From the data that follows, report how many lines hold the string "сведения", giving only the number.

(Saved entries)
☆ ☆ ☆ ☆ ☆

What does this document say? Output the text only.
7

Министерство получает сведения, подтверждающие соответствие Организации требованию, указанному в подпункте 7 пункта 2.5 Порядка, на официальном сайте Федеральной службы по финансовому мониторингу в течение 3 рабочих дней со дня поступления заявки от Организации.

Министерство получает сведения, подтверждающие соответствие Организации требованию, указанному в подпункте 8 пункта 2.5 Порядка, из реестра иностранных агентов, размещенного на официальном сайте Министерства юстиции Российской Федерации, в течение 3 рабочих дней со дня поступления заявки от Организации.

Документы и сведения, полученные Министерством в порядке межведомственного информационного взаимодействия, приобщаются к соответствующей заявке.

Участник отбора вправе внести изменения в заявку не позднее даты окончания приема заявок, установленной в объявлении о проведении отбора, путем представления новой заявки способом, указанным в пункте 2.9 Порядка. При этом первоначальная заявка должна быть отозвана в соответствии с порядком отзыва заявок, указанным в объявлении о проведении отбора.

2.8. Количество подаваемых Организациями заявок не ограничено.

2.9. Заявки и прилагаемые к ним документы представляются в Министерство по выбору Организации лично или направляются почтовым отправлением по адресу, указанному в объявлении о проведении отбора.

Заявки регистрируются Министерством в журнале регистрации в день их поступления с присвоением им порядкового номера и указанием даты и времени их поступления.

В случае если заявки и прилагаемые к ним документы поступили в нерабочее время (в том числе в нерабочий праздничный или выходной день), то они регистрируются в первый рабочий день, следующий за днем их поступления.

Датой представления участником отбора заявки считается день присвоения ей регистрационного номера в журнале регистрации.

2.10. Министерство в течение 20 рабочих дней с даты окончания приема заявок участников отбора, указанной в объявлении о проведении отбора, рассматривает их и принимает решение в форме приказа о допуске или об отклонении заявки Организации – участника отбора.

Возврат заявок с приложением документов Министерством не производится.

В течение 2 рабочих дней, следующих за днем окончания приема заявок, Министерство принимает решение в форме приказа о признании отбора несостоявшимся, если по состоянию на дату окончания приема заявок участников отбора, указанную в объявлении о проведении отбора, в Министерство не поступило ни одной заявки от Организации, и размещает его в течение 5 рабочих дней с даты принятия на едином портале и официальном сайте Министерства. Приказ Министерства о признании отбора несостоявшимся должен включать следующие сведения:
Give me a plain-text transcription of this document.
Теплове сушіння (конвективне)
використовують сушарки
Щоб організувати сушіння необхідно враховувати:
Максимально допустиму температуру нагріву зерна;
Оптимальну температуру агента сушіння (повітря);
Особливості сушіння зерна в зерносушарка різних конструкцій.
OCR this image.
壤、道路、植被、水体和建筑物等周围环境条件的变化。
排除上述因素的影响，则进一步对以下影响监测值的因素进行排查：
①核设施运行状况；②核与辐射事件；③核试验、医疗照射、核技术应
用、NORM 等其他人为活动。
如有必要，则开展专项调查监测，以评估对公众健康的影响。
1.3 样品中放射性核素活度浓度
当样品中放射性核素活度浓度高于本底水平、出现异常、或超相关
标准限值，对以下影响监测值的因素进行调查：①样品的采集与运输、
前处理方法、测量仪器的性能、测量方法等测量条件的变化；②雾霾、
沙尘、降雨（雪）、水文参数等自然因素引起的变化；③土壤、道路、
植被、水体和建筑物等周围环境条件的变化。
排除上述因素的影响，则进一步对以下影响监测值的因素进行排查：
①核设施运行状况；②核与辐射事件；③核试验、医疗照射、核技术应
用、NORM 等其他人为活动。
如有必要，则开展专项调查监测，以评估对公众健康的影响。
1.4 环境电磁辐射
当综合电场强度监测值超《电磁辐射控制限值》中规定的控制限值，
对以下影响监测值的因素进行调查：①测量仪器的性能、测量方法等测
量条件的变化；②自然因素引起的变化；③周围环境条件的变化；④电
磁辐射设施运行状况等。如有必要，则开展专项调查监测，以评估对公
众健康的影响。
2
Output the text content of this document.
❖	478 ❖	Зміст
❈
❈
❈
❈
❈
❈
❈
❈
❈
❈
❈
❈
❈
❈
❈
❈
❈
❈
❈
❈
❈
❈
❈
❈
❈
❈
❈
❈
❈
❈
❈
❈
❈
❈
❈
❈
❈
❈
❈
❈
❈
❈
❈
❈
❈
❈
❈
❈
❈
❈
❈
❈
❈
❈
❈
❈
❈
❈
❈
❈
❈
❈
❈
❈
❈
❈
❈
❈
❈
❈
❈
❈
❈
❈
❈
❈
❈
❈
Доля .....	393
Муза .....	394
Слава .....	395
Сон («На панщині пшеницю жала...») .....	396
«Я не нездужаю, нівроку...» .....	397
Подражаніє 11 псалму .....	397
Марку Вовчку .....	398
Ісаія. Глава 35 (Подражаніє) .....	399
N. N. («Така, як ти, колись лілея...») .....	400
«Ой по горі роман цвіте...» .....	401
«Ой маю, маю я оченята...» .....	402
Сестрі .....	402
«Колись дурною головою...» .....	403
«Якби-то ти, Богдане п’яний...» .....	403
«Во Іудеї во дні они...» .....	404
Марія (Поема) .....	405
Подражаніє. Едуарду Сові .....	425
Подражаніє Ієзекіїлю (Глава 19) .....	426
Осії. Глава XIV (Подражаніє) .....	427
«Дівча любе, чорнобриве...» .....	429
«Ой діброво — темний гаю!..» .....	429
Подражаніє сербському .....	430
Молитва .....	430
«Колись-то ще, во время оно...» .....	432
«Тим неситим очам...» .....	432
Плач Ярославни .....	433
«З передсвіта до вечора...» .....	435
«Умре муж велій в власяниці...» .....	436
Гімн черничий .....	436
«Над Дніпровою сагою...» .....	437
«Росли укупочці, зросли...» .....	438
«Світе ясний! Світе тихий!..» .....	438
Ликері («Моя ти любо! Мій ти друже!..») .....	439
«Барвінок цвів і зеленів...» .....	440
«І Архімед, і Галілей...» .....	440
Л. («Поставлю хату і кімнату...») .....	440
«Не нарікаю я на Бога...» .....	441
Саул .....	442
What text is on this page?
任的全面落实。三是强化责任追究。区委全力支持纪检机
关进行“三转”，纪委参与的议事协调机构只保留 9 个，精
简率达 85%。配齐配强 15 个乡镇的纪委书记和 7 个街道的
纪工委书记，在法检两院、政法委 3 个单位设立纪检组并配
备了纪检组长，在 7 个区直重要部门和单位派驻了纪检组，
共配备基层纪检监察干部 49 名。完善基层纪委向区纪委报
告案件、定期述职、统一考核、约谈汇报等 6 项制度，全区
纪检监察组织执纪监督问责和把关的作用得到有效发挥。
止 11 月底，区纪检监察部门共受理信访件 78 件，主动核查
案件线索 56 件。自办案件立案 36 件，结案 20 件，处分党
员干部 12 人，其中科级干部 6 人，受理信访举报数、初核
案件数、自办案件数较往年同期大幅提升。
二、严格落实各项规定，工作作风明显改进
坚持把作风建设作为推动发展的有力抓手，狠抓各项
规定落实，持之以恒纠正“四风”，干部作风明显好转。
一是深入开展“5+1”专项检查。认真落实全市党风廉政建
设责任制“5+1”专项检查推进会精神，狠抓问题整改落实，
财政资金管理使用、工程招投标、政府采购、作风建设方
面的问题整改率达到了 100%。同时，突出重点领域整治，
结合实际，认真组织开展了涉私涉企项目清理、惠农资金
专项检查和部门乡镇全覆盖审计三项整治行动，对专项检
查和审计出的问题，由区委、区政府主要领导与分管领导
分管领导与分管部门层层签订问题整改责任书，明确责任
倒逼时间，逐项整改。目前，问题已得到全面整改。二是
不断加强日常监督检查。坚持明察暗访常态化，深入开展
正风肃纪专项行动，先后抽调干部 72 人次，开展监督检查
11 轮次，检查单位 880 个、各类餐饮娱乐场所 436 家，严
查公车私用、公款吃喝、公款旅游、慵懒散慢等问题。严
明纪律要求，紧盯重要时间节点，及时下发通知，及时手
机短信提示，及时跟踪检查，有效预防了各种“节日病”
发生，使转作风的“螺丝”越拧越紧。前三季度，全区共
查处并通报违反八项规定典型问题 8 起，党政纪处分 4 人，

☆ ☆ ☆ ☆ ☆

COMPLETE RESPONSE: 4